WHAT IS BEING ASKED: Where a line in the listing below contains the word "Dostępne", copy that line.

[Begin SUPPLIED ENTRIES]

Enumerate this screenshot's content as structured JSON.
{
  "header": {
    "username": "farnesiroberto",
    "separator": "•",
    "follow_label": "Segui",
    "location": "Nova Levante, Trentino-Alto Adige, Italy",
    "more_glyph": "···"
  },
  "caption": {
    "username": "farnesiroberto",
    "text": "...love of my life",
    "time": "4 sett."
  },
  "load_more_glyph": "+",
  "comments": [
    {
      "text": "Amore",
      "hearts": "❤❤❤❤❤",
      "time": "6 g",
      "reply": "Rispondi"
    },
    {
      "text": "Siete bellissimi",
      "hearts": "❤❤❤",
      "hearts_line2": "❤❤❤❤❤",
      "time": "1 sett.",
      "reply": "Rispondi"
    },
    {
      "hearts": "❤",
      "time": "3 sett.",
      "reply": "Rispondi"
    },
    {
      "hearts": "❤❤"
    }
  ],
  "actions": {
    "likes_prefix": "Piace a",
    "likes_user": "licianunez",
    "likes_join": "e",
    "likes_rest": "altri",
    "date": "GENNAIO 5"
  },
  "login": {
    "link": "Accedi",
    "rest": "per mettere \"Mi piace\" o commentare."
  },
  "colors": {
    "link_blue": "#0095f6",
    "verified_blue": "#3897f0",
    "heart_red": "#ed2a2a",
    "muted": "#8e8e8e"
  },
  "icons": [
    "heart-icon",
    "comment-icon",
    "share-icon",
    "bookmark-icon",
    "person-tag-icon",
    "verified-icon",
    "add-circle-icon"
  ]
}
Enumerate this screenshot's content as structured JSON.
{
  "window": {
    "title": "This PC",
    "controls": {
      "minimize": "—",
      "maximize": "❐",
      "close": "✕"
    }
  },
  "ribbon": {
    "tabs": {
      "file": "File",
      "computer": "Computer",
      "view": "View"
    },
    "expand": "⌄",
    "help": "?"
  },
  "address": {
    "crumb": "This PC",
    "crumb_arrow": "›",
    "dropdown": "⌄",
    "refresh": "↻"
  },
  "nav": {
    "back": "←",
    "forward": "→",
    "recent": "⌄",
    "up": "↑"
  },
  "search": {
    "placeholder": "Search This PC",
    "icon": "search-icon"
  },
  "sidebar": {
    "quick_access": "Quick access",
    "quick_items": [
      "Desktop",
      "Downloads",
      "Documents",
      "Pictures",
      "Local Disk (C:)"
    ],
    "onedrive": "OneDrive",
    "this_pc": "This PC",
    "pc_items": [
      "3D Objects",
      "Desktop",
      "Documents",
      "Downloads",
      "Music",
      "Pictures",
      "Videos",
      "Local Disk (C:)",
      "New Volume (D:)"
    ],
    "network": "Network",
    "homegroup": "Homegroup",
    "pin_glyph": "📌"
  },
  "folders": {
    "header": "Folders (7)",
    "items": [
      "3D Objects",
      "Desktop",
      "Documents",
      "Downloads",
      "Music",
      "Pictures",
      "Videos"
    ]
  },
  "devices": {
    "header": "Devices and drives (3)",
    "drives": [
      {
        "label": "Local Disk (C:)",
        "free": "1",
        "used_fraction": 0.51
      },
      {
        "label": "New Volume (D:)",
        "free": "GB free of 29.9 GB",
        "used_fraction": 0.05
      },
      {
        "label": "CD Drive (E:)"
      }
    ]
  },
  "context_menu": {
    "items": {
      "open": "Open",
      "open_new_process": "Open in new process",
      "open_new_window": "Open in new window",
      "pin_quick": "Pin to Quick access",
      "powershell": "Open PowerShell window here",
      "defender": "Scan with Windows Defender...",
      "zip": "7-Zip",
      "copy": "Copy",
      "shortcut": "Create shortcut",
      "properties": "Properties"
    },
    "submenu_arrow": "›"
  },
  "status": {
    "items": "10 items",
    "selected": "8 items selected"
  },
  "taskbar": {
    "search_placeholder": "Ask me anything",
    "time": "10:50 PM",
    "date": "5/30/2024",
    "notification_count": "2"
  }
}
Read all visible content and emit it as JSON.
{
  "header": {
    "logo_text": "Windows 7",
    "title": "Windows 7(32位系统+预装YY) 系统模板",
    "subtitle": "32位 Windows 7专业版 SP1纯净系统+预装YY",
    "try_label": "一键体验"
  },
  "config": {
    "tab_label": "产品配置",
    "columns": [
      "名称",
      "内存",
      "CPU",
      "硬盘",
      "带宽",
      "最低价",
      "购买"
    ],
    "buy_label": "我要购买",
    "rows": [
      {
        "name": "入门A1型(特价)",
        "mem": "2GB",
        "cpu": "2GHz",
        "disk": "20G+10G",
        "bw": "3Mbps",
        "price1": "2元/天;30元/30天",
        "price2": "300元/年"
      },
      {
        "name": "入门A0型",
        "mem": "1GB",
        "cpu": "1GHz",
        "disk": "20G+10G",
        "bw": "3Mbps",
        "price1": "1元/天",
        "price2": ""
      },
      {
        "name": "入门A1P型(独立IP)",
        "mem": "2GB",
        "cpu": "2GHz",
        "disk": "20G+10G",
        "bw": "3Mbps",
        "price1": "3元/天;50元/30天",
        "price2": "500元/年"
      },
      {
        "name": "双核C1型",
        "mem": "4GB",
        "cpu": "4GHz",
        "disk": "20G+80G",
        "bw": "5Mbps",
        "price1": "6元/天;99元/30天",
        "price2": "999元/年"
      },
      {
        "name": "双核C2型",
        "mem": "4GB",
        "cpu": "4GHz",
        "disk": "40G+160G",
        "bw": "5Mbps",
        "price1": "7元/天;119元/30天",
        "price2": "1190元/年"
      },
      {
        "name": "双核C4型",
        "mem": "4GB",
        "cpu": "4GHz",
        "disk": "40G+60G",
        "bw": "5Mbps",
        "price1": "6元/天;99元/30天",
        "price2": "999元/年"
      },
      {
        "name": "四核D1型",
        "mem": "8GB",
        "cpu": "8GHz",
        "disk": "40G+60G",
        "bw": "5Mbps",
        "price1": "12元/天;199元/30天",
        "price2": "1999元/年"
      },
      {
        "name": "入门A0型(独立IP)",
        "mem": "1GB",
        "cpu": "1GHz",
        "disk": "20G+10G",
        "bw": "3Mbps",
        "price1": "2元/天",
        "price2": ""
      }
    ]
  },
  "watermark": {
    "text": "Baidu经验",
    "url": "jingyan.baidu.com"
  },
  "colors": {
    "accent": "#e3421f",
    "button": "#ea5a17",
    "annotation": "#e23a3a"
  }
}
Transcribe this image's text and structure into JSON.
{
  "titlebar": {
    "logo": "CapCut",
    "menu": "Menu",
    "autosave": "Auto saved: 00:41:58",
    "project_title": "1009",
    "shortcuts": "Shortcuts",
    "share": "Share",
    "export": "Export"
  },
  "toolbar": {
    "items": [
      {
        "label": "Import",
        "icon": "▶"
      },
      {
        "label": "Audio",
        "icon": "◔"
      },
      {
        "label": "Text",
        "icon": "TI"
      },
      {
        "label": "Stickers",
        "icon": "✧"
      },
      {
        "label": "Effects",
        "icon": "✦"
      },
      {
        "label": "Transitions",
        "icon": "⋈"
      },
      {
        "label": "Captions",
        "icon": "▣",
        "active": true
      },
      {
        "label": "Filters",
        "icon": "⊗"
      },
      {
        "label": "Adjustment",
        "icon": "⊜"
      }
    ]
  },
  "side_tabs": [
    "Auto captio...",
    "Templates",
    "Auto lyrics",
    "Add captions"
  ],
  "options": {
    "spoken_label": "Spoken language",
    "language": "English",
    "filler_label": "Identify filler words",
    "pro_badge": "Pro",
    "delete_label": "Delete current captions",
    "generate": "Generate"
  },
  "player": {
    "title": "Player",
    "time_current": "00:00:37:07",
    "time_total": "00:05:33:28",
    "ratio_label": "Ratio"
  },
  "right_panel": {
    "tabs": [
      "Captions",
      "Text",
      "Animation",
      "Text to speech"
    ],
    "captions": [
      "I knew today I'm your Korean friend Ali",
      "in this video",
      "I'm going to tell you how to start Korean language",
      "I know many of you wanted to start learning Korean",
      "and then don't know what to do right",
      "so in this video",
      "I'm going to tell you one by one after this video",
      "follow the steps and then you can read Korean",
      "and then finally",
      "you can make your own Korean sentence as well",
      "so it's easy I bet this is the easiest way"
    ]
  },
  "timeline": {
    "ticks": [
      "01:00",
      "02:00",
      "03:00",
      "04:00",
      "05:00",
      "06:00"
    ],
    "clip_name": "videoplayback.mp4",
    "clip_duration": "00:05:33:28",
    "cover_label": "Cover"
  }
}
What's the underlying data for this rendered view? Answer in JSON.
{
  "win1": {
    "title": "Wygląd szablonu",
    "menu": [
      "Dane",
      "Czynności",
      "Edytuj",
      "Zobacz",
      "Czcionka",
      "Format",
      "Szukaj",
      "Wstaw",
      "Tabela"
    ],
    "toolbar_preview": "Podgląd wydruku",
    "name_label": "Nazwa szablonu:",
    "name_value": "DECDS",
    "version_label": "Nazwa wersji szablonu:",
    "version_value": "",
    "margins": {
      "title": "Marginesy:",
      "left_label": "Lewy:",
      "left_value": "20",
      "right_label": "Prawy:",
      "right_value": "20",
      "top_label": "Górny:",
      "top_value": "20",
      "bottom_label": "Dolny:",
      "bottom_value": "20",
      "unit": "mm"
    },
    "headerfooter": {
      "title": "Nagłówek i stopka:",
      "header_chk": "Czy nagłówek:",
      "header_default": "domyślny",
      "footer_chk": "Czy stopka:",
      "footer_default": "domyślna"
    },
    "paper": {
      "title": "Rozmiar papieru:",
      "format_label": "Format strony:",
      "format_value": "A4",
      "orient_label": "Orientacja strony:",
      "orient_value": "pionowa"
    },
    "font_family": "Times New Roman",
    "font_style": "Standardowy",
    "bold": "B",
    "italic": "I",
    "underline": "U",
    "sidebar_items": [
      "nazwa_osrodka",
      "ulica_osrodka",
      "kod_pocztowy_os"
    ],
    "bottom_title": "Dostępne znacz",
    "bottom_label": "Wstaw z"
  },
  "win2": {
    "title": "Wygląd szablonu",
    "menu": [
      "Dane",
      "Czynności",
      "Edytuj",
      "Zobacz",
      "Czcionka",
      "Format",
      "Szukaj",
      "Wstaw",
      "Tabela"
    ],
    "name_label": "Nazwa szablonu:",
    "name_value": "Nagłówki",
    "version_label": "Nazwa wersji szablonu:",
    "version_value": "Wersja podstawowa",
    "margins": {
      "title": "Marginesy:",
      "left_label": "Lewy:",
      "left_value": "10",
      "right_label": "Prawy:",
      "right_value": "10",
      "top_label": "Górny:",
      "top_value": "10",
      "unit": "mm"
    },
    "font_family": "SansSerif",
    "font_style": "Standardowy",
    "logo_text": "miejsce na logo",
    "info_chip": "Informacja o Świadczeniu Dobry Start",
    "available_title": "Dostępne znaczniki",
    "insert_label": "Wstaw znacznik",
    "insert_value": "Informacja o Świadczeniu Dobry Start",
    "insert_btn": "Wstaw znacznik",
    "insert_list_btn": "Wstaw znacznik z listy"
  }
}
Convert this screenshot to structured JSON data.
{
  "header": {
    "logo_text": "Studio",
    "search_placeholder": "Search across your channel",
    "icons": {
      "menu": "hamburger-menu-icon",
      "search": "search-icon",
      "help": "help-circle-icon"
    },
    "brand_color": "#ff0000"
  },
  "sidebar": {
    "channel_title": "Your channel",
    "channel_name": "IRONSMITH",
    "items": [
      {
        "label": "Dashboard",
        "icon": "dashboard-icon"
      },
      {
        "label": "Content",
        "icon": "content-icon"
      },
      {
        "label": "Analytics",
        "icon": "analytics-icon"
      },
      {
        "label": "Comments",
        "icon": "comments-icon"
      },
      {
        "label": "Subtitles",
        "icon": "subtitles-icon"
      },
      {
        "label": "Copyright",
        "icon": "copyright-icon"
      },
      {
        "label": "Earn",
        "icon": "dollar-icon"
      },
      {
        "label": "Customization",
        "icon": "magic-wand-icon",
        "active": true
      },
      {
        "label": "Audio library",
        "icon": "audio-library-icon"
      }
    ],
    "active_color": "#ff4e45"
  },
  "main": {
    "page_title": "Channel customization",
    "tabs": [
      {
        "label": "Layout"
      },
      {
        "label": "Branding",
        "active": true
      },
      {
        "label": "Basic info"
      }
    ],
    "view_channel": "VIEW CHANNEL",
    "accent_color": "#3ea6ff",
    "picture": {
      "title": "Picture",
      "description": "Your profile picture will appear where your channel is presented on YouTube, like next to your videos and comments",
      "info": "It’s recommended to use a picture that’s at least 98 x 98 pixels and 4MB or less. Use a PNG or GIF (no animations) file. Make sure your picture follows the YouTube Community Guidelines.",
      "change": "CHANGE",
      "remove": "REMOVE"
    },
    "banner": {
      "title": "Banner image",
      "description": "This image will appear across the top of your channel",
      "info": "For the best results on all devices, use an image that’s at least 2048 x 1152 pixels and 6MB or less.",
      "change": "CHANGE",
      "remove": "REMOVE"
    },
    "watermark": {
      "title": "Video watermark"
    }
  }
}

[End SUPPLIED ENTRIES]

FINAL ANSWER:
    "bottom_title": "Dostępne znacz",
    "available_title": "Dostępne znaczniki",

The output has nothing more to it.